Search the records for the word "voting" and report each line that has it.

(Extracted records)
-=-=-=-=-

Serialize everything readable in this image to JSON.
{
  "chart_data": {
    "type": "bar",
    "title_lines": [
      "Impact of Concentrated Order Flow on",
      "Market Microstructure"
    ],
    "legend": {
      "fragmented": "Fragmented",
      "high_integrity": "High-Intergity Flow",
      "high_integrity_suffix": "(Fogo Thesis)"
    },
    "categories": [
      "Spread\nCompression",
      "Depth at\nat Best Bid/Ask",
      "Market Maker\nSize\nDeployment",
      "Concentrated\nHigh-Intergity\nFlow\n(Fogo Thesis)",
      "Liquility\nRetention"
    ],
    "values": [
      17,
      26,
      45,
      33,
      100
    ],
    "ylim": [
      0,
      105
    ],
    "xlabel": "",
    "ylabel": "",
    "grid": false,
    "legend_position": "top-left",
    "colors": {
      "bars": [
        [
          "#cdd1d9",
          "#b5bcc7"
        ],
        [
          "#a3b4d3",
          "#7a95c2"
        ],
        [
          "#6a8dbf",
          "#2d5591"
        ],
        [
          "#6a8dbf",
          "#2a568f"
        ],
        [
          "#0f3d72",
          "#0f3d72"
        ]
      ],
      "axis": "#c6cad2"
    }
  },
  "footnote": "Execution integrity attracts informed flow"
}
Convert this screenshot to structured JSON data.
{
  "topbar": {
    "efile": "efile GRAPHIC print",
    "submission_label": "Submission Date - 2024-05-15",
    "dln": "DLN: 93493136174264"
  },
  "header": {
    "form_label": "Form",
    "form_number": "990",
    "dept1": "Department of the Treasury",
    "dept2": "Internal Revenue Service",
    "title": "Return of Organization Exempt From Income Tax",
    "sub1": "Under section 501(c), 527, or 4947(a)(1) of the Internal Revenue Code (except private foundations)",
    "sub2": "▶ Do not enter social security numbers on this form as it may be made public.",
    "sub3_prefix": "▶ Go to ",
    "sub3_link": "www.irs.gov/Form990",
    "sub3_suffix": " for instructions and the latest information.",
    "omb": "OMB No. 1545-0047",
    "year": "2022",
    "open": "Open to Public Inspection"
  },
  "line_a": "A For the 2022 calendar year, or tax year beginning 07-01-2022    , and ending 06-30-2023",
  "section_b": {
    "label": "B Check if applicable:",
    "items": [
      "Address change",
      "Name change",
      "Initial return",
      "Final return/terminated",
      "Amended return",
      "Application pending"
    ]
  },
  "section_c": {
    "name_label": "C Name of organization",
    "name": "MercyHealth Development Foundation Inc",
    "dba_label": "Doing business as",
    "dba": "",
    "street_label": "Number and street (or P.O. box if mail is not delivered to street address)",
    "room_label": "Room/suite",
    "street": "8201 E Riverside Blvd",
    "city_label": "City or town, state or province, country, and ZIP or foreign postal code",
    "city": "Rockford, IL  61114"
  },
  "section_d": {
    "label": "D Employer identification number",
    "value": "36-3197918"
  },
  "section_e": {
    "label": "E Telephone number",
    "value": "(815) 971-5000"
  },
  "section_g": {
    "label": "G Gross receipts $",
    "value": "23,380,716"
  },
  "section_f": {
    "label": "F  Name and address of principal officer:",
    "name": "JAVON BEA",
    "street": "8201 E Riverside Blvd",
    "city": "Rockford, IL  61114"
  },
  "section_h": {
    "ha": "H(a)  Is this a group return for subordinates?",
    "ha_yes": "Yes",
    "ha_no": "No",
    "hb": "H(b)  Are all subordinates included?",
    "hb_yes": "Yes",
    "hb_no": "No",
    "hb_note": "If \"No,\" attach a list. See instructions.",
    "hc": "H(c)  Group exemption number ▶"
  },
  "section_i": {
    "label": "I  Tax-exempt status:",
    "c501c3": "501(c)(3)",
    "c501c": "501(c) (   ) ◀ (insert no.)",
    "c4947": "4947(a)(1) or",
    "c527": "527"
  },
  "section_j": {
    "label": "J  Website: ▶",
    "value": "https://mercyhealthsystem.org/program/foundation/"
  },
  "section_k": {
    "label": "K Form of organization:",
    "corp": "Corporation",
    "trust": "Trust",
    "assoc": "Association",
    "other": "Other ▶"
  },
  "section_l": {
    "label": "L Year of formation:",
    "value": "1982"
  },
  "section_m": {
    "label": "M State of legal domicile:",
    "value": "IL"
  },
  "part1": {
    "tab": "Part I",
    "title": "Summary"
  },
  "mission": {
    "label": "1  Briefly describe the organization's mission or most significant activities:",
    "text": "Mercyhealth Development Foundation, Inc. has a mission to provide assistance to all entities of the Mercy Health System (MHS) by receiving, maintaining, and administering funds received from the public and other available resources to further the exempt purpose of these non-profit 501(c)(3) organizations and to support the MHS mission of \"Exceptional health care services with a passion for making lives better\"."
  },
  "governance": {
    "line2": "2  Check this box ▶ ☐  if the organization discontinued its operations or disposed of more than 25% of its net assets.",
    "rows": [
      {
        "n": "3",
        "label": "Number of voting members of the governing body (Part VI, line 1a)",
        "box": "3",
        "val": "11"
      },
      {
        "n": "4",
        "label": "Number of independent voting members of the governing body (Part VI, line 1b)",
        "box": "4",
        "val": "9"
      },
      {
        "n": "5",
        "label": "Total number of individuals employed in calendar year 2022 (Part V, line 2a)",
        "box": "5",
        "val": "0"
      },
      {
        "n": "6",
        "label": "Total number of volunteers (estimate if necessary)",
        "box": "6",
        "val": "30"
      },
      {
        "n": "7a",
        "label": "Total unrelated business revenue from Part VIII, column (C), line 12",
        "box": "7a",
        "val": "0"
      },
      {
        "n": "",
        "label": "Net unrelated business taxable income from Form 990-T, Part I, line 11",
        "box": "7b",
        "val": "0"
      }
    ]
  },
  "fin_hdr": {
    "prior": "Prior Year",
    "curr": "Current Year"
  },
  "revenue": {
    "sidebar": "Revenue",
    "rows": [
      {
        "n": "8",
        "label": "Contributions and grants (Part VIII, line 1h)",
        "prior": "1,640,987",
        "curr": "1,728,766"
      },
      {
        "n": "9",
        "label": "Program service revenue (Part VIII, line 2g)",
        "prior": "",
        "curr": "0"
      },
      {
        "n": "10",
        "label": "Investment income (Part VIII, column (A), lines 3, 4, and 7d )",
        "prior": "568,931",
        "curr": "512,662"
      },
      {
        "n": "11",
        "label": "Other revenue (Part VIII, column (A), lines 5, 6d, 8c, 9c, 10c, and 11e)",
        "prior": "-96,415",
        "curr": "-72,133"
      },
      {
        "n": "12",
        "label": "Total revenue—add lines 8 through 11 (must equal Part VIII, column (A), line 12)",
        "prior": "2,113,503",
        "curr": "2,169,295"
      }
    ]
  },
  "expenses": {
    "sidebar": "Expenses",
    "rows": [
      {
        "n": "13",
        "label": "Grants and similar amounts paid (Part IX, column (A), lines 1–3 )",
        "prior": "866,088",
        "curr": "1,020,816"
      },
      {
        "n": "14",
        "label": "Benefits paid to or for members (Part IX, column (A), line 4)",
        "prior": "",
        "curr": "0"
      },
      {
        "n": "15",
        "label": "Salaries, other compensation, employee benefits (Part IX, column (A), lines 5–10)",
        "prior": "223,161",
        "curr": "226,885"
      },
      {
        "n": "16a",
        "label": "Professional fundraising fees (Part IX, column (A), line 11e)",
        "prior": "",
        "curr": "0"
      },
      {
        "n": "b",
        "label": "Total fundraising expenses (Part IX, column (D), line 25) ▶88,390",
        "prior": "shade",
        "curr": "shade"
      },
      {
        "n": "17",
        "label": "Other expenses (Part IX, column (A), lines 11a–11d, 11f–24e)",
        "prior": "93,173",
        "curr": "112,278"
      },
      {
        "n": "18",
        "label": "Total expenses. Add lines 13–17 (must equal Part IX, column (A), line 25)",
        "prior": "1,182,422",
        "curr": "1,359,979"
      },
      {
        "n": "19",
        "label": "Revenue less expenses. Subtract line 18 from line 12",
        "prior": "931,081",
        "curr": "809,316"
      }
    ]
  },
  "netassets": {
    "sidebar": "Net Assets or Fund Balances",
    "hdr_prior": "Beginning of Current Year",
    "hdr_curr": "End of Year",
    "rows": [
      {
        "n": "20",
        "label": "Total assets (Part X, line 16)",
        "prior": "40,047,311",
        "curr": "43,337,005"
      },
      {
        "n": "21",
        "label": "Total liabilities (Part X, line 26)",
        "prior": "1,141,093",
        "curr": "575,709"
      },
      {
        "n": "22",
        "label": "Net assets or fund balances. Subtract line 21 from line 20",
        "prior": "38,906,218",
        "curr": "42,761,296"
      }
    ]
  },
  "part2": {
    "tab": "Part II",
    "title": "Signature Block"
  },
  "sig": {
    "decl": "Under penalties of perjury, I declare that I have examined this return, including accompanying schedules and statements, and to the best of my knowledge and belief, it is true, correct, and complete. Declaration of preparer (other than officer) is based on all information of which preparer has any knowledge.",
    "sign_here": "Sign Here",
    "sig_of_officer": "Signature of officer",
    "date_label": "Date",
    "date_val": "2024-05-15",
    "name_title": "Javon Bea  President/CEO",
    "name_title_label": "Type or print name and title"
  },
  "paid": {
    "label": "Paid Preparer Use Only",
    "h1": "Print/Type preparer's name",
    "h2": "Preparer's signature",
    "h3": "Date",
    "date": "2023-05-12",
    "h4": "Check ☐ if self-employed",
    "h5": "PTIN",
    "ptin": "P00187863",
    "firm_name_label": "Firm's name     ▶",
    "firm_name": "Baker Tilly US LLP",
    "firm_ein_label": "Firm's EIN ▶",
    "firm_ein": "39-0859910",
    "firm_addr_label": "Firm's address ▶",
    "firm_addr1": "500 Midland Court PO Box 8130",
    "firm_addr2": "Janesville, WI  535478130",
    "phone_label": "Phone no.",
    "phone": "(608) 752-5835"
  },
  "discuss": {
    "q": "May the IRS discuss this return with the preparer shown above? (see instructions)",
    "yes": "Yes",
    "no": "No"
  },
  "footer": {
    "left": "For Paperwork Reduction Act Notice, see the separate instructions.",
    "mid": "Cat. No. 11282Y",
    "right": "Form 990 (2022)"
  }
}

-=-=-=-=-

● SOLUTION TO THIS EXERCISE:
        "label": "Number of voting members of the governing body (Part VI, line 1a)",
        "label": "Number of independent voting members of the governing body (Part VI, line 1b)",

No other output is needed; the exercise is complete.